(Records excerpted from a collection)
━━━

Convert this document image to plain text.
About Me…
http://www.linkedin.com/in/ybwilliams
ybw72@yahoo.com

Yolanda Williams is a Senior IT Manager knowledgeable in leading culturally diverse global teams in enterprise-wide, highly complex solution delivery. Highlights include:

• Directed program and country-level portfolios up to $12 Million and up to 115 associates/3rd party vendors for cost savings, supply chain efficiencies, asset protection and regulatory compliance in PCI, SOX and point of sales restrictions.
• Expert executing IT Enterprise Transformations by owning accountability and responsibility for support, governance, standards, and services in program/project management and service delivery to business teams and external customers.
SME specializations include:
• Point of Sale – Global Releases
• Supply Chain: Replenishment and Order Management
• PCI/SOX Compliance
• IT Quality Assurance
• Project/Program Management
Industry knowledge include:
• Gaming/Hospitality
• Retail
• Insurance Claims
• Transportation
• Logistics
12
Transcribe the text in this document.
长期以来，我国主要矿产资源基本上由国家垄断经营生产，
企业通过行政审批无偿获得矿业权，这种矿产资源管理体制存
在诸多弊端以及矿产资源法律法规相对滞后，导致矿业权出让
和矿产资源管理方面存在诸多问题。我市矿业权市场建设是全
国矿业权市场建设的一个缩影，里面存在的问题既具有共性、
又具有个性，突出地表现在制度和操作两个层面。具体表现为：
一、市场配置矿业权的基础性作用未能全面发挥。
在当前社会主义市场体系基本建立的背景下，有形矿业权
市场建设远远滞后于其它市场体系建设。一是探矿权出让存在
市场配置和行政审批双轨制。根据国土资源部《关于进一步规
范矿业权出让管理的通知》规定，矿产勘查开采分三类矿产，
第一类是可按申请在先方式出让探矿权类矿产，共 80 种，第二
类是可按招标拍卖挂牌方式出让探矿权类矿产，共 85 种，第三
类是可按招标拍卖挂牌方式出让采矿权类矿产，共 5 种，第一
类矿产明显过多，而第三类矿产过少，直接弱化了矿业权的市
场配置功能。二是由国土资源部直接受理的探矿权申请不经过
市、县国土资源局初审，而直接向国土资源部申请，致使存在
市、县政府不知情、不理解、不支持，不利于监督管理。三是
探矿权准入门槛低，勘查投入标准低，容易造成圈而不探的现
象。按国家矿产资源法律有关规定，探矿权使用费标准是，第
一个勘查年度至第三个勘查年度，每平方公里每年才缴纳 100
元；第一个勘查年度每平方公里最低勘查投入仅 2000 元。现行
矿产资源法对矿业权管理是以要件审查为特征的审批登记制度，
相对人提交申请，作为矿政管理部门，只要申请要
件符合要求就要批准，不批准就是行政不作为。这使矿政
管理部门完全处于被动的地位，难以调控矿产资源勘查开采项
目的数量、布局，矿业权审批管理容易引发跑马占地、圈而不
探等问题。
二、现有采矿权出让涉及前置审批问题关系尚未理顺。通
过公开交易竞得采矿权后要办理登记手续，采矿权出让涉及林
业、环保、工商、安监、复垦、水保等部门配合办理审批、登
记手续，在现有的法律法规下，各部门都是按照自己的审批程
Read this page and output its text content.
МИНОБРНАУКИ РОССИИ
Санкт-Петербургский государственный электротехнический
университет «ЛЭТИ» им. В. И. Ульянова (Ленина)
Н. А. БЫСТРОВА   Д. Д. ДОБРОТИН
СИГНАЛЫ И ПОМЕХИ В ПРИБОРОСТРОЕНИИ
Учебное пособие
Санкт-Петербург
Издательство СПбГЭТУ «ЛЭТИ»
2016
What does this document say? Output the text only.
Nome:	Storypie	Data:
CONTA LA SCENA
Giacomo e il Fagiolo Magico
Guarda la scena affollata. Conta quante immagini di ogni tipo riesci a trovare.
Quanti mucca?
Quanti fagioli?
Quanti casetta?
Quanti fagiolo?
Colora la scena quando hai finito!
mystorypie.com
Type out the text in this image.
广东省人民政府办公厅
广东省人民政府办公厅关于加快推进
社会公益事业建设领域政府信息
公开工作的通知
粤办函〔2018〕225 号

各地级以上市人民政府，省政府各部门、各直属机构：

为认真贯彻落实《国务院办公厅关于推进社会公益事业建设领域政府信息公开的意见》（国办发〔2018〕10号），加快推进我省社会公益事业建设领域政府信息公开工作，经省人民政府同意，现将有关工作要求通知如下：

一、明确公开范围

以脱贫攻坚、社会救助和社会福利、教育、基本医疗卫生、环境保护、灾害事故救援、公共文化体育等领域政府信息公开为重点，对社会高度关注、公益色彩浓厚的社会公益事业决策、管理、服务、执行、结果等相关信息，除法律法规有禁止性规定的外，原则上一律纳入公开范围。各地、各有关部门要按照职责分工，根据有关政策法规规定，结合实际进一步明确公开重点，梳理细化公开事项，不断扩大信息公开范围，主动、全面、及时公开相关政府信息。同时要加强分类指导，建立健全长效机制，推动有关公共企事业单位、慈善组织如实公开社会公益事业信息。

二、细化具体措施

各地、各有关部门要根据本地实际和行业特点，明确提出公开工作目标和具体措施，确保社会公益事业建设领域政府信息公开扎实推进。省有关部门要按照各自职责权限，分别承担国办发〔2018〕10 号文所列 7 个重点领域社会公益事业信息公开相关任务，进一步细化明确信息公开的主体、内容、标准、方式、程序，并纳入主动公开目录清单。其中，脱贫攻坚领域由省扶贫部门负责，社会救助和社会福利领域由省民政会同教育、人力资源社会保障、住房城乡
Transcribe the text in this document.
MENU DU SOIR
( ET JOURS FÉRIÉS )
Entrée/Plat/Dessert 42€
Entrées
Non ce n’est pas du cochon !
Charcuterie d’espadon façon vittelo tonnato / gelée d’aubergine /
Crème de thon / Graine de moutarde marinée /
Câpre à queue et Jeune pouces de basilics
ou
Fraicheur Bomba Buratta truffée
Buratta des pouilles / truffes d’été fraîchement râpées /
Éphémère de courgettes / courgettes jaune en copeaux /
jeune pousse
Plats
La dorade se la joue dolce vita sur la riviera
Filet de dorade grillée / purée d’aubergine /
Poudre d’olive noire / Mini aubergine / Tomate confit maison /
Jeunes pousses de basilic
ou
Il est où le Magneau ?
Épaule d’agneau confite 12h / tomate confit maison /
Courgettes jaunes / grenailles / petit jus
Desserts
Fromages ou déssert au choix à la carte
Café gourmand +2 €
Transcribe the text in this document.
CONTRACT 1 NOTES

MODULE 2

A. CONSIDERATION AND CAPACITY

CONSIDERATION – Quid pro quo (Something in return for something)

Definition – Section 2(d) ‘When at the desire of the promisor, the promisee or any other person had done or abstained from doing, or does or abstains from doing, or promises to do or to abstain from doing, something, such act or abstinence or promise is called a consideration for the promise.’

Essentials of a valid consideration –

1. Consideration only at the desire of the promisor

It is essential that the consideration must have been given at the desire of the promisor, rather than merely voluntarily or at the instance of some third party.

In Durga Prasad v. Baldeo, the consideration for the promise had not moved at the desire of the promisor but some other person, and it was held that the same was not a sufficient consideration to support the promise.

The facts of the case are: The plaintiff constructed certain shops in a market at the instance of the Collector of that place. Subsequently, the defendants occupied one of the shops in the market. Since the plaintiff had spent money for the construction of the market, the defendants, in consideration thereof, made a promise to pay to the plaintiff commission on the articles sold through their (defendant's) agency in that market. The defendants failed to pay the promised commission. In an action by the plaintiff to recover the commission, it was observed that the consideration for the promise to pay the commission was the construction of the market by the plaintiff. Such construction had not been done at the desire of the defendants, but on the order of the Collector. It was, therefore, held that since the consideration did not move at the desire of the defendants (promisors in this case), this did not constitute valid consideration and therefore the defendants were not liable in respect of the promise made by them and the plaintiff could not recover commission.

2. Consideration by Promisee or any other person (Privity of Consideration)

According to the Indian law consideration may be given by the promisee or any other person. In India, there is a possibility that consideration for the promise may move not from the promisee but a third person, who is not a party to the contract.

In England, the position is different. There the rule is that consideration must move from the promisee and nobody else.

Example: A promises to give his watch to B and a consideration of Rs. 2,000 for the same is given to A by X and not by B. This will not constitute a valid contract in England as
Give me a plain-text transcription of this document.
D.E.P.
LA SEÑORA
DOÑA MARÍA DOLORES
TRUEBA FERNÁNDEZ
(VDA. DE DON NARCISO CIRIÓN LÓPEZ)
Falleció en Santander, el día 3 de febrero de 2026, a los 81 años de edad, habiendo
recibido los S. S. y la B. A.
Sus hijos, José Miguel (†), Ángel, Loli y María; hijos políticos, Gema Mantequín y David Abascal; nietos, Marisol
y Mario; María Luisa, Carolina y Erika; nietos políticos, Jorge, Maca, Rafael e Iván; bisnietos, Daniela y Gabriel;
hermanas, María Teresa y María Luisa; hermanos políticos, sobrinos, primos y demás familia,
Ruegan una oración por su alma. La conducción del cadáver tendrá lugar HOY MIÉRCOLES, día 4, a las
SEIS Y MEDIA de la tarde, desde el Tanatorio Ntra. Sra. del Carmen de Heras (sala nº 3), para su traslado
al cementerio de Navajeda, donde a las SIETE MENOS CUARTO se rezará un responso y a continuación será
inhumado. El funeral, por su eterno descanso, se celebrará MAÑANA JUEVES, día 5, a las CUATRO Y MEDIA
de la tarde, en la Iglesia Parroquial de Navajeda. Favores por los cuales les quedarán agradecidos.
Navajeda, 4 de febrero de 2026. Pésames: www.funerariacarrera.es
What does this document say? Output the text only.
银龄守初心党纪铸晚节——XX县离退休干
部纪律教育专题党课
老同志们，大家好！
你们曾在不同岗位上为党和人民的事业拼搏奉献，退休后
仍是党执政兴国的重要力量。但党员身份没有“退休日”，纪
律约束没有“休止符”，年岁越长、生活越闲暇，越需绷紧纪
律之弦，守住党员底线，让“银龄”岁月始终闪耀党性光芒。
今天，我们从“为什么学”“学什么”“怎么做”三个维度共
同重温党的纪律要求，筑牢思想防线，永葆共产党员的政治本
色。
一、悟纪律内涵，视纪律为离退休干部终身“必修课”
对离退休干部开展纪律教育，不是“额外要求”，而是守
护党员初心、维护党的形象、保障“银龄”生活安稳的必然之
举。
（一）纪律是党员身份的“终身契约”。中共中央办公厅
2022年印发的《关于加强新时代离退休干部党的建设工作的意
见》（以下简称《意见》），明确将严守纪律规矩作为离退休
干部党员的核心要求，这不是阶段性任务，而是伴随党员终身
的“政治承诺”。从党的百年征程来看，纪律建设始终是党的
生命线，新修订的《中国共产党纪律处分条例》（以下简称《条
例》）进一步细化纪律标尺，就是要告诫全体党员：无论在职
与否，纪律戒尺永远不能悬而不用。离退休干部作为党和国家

━━━

__The problem__
Among the entries above, how many lines include the word "dorade"? Give the number with no comment.

__Expected answer__
2